» **TRY IT**
Every line containing "RECUPERARE" should be identified and copied from the data below.

» **DATA TO USE**
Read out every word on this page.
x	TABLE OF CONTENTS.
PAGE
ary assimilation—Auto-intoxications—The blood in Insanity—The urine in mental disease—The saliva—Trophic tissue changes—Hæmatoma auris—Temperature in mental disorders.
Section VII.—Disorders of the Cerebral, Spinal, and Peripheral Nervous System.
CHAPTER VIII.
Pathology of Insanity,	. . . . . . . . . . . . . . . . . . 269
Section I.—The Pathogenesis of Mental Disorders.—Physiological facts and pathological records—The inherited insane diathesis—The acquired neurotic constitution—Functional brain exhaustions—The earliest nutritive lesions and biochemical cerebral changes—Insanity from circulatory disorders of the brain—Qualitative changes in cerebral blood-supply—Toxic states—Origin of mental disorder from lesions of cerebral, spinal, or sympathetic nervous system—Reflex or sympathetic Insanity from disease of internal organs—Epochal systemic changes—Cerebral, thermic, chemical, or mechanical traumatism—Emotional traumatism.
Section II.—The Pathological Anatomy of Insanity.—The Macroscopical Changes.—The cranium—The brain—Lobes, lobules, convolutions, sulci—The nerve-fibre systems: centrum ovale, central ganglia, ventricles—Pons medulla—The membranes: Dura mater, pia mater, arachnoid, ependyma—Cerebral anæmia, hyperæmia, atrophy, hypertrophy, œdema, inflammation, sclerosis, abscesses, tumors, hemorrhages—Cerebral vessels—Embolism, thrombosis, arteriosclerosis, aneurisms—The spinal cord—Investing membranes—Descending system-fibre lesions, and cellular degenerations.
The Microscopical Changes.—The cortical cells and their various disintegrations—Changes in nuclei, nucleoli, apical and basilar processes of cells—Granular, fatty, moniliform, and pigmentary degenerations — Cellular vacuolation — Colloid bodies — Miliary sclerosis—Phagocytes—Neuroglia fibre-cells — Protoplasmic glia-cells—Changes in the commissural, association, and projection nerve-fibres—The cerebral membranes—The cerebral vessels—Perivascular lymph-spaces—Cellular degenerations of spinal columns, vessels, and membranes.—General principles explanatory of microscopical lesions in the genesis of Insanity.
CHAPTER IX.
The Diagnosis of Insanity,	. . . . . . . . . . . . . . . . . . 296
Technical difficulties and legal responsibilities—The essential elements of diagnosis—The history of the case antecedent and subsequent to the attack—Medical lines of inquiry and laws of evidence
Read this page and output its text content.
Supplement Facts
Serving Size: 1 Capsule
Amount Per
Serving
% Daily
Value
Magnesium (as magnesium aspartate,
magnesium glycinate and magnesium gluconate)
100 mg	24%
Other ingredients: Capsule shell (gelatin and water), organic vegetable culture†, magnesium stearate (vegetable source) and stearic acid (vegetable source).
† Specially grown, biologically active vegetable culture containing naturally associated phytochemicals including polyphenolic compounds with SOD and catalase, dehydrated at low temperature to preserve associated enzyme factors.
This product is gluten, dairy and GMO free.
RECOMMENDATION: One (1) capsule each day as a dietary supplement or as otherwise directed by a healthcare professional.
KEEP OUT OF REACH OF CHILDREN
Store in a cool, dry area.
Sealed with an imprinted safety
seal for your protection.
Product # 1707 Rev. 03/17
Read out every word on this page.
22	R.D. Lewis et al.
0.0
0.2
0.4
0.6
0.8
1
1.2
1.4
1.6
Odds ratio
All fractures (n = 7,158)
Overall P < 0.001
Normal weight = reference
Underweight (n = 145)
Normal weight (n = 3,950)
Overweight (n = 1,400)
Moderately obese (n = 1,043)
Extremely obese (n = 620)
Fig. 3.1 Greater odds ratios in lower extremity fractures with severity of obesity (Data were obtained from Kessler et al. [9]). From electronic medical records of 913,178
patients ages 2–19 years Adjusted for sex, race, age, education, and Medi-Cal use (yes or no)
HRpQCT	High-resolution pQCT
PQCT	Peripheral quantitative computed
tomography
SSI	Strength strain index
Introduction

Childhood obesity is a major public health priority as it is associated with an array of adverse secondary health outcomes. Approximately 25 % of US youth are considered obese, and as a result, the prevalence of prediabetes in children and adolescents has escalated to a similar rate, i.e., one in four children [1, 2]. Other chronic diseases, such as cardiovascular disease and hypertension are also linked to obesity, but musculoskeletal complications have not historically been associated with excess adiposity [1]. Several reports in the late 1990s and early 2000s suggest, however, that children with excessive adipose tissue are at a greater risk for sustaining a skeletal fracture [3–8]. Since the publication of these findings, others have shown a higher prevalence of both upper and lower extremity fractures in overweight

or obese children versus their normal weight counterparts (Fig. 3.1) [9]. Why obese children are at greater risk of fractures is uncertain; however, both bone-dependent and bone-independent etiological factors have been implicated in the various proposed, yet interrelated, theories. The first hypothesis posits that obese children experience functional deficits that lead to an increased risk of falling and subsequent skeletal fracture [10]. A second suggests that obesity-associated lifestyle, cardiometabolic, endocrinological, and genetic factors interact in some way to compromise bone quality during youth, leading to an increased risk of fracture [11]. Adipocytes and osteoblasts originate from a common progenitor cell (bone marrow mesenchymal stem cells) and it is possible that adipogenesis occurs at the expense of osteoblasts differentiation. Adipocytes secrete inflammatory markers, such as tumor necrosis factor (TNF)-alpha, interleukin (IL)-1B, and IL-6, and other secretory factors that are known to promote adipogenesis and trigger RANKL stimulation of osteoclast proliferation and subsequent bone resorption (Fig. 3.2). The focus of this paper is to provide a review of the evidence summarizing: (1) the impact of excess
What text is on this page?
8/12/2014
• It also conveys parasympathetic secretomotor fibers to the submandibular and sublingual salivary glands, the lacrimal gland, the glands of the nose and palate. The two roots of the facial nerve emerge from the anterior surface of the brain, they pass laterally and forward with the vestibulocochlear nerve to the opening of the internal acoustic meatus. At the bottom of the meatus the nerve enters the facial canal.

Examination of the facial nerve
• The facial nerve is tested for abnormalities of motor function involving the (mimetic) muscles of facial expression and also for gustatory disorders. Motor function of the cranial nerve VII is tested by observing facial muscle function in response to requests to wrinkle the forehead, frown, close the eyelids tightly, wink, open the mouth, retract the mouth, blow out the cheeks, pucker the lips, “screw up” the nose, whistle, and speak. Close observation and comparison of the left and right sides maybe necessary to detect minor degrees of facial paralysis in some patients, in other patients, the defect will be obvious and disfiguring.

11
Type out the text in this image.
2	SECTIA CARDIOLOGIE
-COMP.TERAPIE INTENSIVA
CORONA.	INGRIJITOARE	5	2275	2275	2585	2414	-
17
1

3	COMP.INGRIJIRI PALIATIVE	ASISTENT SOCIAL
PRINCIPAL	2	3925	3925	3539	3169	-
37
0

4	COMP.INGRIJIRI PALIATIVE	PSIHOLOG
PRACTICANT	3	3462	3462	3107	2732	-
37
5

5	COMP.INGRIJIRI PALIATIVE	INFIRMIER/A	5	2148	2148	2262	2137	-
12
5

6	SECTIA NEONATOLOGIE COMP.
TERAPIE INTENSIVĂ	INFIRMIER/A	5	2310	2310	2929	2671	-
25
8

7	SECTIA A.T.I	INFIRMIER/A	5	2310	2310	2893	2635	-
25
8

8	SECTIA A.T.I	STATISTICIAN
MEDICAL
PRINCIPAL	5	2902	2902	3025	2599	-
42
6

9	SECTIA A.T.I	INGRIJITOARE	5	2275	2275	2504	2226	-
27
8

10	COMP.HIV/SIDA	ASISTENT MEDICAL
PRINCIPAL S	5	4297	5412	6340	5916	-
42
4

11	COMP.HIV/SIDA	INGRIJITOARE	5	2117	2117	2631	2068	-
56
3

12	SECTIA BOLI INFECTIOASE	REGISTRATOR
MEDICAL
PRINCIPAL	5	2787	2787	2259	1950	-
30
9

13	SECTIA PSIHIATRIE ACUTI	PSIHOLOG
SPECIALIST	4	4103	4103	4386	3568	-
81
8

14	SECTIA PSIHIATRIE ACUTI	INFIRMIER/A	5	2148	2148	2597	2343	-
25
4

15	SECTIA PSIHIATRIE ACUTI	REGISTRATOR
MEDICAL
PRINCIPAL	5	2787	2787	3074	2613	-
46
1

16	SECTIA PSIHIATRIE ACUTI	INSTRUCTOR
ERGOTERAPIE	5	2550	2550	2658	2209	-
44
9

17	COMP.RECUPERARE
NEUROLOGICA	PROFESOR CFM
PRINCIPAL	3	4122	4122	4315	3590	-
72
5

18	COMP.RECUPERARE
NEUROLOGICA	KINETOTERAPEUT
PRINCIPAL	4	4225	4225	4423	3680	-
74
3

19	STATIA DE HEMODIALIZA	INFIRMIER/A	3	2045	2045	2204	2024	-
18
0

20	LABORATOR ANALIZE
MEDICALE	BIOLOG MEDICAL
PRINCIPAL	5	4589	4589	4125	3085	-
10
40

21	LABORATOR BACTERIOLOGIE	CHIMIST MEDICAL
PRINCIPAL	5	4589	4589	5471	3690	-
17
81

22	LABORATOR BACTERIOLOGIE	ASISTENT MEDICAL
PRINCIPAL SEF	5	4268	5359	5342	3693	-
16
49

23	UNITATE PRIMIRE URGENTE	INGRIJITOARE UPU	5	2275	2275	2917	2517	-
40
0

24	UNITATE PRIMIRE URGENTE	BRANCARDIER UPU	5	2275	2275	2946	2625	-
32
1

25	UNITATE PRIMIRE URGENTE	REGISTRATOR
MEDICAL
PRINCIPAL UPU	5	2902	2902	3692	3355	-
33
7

» **OUTPUT BELOW**
17	COMP.RECUPERARE
18	COMP.RECUPERARE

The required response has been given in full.